*THE TASK:*
Lines containing "this" are to be counted. Give the number and nothing more.

*Stored data entries:*
★ ★ ★ ★ ★ ★ ★

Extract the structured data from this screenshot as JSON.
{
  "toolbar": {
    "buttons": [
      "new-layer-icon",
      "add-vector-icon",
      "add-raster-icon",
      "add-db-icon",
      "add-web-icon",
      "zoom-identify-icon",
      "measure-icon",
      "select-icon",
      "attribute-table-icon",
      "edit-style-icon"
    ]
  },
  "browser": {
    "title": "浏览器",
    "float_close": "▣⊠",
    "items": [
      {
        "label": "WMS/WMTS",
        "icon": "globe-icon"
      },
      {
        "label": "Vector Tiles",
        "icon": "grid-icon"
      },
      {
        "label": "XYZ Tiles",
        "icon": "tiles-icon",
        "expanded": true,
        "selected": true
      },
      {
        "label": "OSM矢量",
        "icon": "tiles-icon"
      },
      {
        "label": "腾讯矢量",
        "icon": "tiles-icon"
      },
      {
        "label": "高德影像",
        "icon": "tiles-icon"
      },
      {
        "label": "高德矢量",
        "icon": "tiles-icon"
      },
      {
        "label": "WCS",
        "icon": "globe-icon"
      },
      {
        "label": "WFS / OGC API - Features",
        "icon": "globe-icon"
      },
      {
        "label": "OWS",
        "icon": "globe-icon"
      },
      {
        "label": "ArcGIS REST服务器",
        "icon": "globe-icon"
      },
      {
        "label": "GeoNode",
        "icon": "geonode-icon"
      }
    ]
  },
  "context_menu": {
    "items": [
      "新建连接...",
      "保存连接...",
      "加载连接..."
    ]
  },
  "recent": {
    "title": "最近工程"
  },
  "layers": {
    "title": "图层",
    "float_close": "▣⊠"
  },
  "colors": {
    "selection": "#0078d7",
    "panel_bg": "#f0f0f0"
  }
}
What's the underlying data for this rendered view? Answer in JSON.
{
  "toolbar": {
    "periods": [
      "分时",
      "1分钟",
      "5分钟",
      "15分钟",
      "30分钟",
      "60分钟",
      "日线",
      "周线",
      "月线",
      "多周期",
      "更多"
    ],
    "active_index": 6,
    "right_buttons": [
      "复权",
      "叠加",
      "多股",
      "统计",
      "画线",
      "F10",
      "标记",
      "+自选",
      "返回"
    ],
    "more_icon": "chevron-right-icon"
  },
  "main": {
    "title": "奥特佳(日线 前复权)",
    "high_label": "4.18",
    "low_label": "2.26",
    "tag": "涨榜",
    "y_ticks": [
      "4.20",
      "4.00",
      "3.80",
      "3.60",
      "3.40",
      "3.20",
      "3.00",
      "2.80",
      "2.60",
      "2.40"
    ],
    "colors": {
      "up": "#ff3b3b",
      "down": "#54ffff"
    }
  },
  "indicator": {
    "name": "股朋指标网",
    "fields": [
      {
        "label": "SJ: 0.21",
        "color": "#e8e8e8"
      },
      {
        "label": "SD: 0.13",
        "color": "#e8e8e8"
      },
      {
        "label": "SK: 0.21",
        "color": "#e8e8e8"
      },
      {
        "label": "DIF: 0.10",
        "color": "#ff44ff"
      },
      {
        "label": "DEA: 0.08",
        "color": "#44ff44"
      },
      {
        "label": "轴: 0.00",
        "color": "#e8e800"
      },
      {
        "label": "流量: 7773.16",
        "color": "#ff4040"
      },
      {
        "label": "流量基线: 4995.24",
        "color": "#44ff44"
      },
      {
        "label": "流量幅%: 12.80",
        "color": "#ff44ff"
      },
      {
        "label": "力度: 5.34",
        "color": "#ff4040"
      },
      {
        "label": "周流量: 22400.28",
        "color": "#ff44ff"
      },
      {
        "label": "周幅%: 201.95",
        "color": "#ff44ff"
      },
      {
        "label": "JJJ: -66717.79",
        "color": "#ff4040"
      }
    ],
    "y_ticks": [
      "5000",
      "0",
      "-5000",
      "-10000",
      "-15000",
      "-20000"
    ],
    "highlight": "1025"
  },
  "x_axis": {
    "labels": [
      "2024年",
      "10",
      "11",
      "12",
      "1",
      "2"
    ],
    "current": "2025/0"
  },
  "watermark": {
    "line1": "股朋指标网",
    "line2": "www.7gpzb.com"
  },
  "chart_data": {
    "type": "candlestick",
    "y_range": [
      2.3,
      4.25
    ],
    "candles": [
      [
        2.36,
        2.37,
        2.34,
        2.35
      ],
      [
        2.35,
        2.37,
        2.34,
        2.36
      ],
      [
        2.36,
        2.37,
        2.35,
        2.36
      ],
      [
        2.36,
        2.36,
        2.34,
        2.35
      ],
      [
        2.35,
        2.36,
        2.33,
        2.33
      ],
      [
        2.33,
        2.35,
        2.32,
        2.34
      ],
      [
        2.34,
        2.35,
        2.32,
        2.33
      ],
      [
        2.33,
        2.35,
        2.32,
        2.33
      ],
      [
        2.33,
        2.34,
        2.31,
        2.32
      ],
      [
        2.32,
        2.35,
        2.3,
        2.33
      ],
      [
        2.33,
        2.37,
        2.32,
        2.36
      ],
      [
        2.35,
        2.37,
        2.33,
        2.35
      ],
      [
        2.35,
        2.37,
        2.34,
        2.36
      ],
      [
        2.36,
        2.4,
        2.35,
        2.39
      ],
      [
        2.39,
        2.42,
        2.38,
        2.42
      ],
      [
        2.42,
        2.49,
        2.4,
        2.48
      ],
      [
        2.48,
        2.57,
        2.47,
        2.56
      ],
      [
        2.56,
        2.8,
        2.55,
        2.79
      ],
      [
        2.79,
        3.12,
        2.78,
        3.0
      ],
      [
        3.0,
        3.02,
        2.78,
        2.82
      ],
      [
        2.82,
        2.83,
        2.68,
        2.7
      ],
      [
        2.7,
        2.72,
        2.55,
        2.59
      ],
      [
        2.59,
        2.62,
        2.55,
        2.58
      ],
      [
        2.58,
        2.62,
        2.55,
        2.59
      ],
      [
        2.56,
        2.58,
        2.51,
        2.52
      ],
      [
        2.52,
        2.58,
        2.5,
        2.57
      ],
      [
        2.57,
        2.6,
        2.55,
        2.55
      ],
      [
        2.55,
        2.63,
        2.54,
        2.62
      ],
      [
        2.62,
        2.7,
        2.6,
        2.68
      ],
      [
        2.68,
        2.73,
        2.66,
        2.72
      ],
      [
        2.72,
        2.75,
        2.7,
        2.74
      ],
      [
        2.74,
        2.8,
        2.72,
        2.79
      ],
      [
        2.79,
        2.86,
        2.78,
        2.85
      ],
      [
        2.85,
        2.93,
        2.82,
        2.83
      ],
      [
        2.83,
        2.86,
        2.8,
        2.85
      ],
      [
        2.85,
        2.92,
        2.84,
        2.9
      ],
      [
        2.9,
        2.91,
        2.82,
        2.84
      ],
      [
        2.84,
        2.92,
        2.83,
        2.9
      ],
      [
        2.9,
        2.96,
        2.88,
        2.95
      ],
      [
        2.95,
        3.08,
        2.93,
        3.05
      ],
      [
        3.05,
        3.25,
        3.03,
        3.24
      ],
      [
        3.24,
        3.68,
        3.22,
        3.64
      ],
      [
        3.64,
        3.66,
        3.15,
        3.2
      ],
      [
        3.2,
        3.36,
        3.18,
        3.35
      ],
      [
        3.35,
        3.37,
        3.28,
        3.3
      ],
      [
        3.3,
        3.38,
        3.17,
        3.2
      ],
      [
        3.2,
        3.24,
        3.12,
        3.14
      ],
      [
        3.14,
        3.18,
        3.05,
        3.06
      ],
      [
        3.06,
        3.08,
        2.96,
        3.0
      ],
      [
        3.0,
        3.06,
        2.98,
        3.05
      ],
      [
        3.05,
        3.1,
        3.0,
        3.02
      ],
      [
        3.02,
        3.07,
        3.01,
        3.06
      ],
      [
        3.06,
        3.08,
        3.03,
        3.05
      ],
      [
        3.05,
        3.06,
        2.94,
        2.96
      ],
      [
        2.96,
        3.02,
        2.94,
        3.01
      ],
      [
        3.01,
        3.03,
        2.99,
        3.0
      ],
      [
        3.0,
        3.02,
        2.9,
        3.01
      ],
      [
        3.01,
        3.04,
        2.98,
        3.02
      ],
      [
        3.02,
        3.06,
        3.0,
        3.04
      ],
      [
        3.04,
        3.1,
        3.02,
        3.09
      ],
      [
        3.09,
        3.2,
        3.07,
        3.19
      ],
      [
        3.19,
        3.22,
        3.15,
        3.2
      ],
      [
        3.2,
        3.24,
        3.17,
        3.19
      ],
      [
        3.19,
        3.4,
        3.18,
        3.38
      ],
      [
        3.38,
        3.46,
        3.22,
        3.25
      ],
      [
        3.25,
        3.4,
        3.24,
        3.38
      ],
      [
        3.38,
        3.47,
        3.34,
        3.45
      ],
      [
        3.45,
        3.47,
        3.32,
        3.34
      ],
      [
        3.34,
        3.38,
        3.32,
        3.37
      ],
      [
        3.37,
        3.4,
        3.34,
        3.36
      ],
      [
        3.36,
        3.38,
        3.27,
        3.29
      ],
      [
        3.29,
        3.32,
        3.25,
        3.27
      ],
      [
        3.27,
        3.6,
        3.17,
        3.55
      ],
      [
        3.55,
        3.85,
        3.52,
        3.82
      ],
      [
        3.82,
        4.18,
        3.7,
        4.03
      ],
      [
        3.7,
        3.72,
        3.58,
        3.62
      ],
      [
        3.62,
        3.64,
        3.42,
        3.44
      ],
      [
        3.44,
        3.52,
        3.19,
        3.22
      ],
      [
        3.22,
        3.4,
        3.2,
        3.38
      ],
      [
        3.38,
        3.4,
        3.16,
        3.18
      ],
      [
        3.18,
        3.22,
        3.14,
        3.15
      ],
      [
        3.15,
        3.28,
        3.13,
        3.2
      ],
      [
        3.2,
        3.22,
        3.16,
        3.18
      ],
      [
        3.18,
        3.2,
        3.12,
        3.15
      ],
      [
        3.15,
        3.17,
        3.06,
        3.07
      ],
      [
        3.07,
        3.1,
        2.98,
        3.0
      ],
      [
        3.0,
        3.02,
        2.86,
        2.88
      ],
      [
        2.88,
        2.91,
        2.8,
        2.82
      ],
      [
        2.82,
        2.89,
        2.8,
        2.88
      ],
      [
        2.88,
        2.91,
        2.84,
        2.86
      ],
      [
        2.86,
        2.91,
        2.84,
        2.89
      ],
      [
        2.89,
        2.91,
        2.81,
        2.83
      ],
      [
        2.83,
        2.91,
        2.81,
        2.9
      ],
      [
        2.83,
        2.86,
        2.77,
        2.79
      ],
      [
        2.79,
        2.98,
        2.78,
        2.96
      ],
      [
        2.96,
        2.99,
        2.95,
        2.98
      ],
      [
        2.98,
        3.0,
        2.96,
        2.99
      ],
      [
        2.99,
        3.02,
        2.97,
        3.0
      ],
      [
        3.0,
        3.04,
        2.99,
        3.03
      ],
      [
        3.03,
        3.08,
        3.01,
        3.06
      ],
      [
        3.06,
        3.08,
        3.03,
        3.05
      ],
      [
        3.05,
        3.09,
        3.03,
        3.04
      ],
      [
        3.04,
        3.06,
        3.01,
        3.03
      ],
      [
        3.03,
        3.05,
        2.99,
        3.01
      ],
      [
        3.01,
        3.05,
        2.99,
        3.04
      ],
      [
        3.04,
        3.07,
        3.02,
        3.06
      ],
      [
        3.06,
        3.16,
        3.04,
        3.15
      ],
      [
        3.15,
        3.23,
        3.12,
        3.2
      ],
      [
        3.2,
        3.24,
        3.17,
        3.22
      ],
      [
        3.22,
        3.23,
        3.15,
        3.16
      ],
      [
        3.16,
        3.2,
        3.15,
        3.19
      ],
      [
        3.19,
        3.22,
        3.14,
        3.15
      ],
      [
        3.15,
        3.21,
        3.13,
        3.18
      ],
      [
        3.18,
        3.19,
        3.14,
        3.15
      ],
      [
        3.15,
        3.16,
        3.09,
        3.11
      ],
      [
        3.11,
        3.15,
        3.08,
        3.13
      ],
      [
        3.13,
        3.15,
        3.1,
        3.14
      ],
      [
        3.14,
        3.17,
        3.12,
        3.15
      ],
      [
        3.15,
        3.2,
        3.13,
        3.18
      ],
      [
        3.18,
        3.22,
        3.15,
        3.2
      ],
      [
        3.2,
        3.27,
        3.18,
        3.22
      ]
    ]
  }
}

★ ★ ★ ★ ★ ★ ★

*REPLY TO THE TASK:*
2